◆ Problem to work on
Repeat all of the material below exactly as written, images excluded.

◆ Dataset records
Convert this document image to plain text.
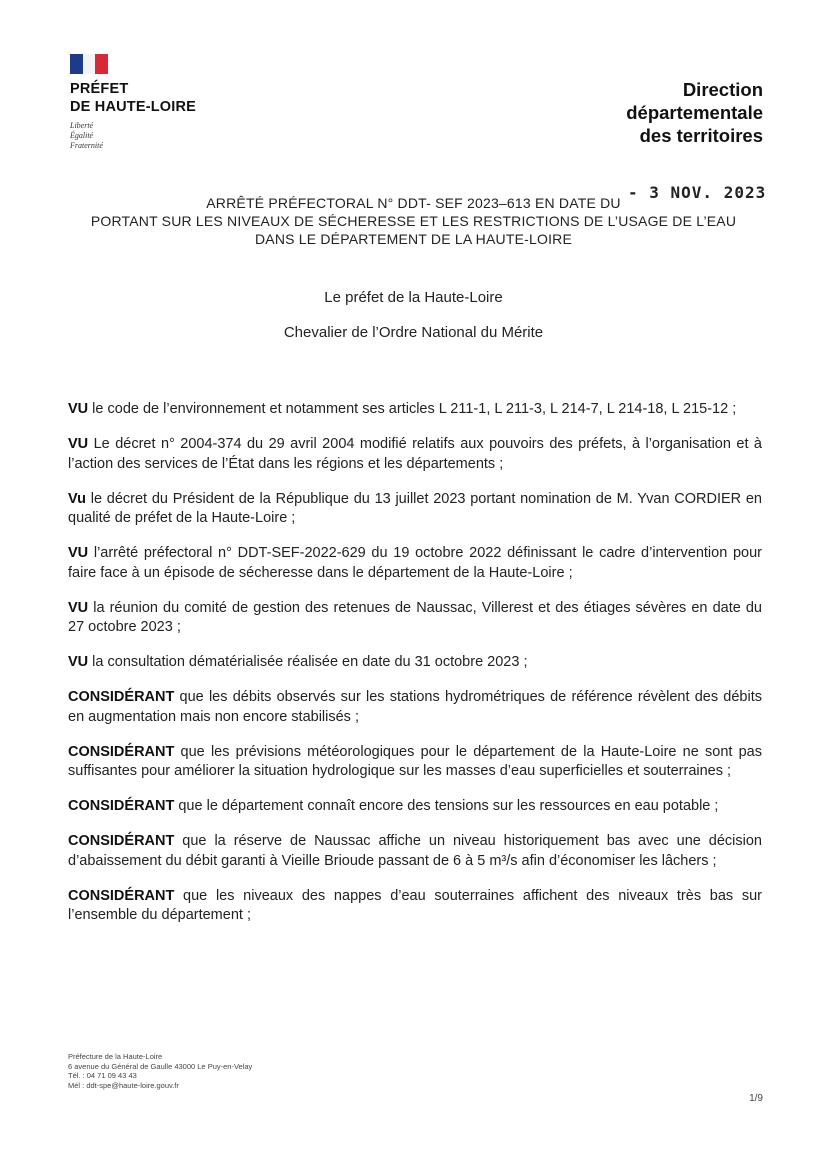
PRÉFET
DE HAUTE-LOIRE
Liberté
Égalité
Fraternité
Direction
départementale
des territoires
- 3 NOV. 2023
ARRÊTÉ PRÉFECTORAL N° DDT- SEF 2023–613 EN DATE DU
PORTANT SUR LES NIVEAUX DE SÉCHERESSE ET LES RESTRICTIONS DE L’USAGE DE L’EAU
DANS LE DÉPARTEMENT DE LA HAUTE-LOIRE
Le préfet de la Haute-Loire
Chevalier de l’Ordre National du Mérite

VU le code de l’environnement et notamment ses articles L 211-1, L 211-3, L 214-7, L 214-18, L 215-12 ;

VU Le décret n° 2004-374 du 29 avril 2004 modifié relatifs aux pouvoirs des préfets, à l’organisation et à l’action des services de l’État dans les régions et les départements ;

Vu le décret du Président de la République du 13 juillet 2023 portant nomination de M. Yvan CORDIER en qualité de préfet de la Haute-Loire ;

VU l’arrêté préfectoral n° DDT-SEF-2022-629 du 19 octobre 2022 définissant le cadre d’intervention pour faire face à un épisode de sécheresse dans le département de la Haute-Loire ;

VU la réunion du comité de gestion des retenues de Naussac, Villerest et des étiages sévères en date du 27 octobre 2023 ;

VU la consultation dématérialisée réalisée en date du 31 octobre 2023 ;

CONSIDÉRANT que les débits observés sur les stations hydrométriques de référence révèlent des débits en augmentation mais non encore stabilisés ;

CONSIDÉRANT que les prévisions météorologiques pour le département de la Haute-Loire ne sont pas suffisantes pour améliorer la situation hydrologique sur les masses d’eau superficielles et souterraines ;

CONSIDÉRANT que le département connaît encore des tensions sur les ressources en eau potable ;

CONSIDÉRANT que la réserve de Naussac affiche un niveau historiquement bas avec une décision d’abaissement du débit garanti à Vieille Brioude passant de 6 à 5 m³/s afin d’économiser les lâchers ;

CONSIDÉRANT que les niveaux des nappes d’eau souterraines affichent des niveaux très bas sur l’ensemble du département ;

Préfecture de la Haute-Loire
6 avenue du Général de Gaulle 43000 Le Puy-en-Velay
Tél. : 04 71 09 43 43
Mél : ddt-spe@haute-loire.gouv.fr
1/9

◆ Full answer
Convert this document image to plain text.
PRÉFET
DE HAUTE-LOIRE
Liberté
Égalité
Fraternité
Direction
départementale
des territoires
- 3 NOV. 2023
ARRÊTÉ PRÉFECTORAL N° DDT- SEF 2023–613 EN DATE DU
PORTANT SUR LES NIVEAUX DE SÉCHERESSE ET LES RESTRICTIONS DE L’USAGE DE L’EAU
DANS LE DÉPARTEMENT DE LA HAUTE-LOIRE
Le préfet de la Haute-Loire
Chevalier de l’Ordre National du Mérite

VU le code de l’environnement et notamment ses articles L 211-1, L 211-3, L 214-7, L 214-18, L 215-12 ;

VU Le décret n° 2004-374 du 29 avril 2004 modifié relatifs aux pouvoirs des préfets, à l’organisation et à l’action des services de l’État dans les régions et les départements ;

Vu le décret du Président de la République du 13 juillet 2023 portant nomination de M. Yvan CORDIER en qualité de préfet de la Haute-Loire ;

VU l’arrêté préfectoral n° DDT-SEF-2022-629 du 19 octobre 2022 définissant le cadre d’intervention pour faire face à un épisode de sécheresse dans le département de la Haute-Loire ;

VU la réunion du comité de gestion des retenues de Naussac, Villerest et des étiages sévères en date du 27 octobre 2023 ;

VU la consultation dématérialisée réalisée en date du 31 octobre 2023 ;

CONSIDÉRANT que les débits observés sur les stations hydrométriques de référence révèlent des débits en augmentation mais non encore stabilisés ;

CONSIDÉRANT que les prévisions météorologiques pour le département de la Haute-Loire ne sont pas suffisantes pour améliorer la situation hydrologique sur les masses d’eau superficielles et souterraines ;

CONSIDÉRANT que le département connaît encore des tensions sur les ressources en eau potable ;

CONSIDÉRANT que la réserve de Naussac affiche un niveau historiquement bas avec une décision d’abaissement du débit garanti à Vieille Brioude passant de 6 à 5 m³/s afin d’économiser les lâchers ;

CONSIDÉRANT que les niveaux des nappes d’eau souterraines affichent des niveaux très bas sur l’ensemble du département ;

Préfecture de la Haute-Loire
6 avenue du Général de Gaulle 43000 Le Puy-en-Velay
Tél. : 04 71 09 43 43
Mél : ddt-spe@haute-loire.gouv.fr
1/9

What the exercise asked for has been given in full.